- Given entries

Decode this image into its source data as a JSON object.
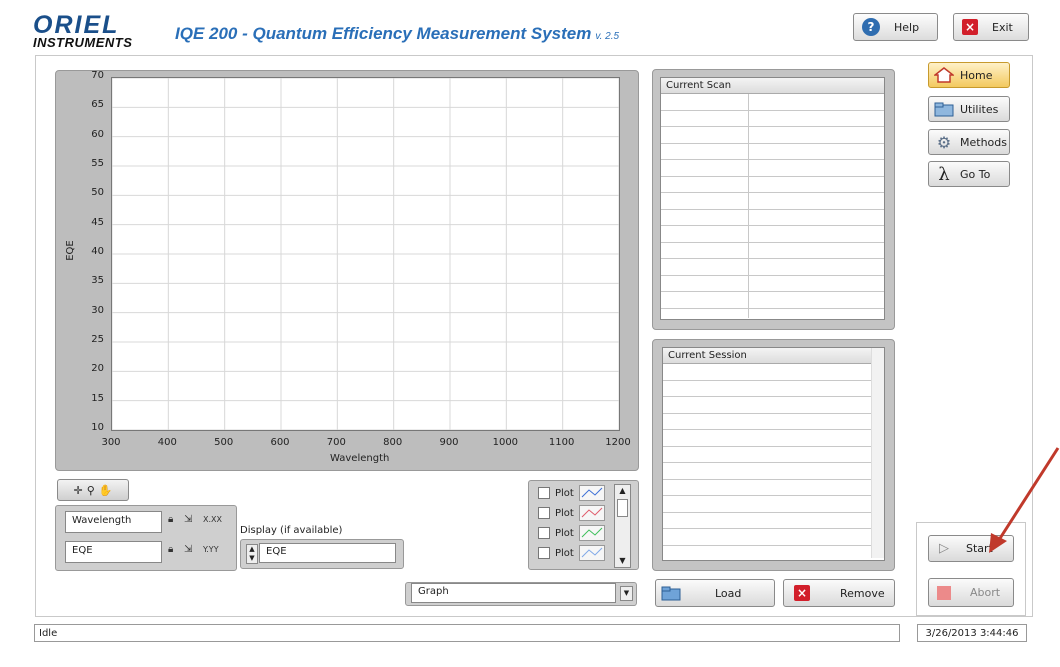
{
  "header": {
    "logo_top": "ORIEL",
    "logo_bottom": "INSTRUMENTS",
    "title": "IQE 200 - Quantum Efficiency Measurement System",
    "version": "v. 2.5",
    "help_label": "Help",
    "exit_label": "Exit"
  },
  "graph": {
    "y_axis_title": "EQE",
    "x_axis_title": "Wavelength",
    "y_ticks": [
      "70",
      "65",
      "60",
      "55",
      "50",
      "45",
      "40",
      "35",
      "30",
      "25",
      "20",
      "15",
      "10"
    ],
    "x_ticks": [
      "300",
      "400",
      "500",
      "600",
      "700",
      "800",
      "900",
      "1000",
      "1100",
      "1200"
    ],
    "chart_data": {
      "type": "line",
      "series": [],
      "xlabel": "Wavelength",
      "ylabel": "EQE",
      "xlim": [
        300,
        1200
      ],
      "ylim": [
        10,
        70
      ],
      "grid": true
    }
  },
  "legend": {
    "x_name": "Wavelength",
    "y_name": "EQE",
    "x_format": "X.XX",
    "y_format": "Y.YY"
  },
  "display": {
    "label": "Display (if available)",
    "value": "EQE"
  },
  "plots": [
    "Plot",
    "Plot",
    "Plot",
    "Plot"
  ],
  "graph_select": "Graph",
  "current_scan": {
    "title": "Current Scan"
  },
  "current_session": {
    "title": "Current Session"
  },
  "actions": {
    "load": "Load",
    "remove": "Remove"
  },
  "nav": {
    "home": "Home",
    "utilities": "Utilites",
    "methods": "Methods",
    "goto": "Go To"
  },
  "run": {
    "start": "Start",
    "abort": "Abort"
  },
  "status": {
    "text": "Idle",
    "datetime": "3/26/2013 3:44:46"
  },
  "colors": {
    "accent": "#2a6fb8",
    "home_button": "#f3c95f",
    "abort_red": "#e88080"
  }
}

- Exercise instructions
Set down every record once more, word for word, without pictures.

- Expected output
Decode this image into its source data as a JSON object.
{
  "header": {
    "logo_top": "ORIEL",
    "logo_bottom": "INSTRUMENTS",
    "title": "IQE 200 - Quantum Efficiency Measurement System",
    "version": "v. 2.5",
    "help_label": "Help",
    "exit_label": "Exit"
  },
  "graph": {
    "y_axis_title": "EQE",
    "x_axis_title": "Wavelength",
    "y_ticks": [
      "70",
      "65",
      "60",
      "55",
      "50",
      "45",
      "40",
      "35",
      "30",
      "25",
      "20",
      "15",
      "10"
    ],
    "x_ticks": [
      "300",
      "400",
      "500",
      "600",
      "700",
      "800",
      "900",
      "1000",
      "1100",
      "1200"
    ],
    "chart_data": {
      "type": "line",
      "series": [],
      "xlabel": "Wavelength",
      "ylabel": "EQE",
      "xlim": [
        300,
        1200
      ],
      "ylim": [
        10,
        70
      ],
      "grid": true
    }
  },
  "legend": {
    "x_name": "Wavelength",
    "y_name": "EQE",
    "x_format": "X.XX",
    "y_format": "Y.YY"
  },
  "display": {
    "label": "Display (if available)",
    "value": "EQE"
  },
  "plots": [
    "Plot",
    "Plot",
    "Plot",
    "Plot"
  ],
  "graph_select": "Graph",
  "current_scan": {
    "title": "Current Scan"
  },
  "current_session": {
    "title": "Current Session"
  },
  "actions": {
    "load": "Load",
    "remove": "Remove"
  },
  "nav": {
    "home": "Home",
    "utilities": "Utilites",
    "methods": "Methods",
    "goto": "Go To"
  },
  "run": {
    "start": "Start",
    "abort": "Abort"
  },
  "status": {
    "text": "Idle",
    "datetime": "3/26/2013 3:44:46"
  },
  "colors": {
    "accent": "#2a6fb8",
    "home_button": "#f3c95f",
    "abort_red": "#e88080"
  }
}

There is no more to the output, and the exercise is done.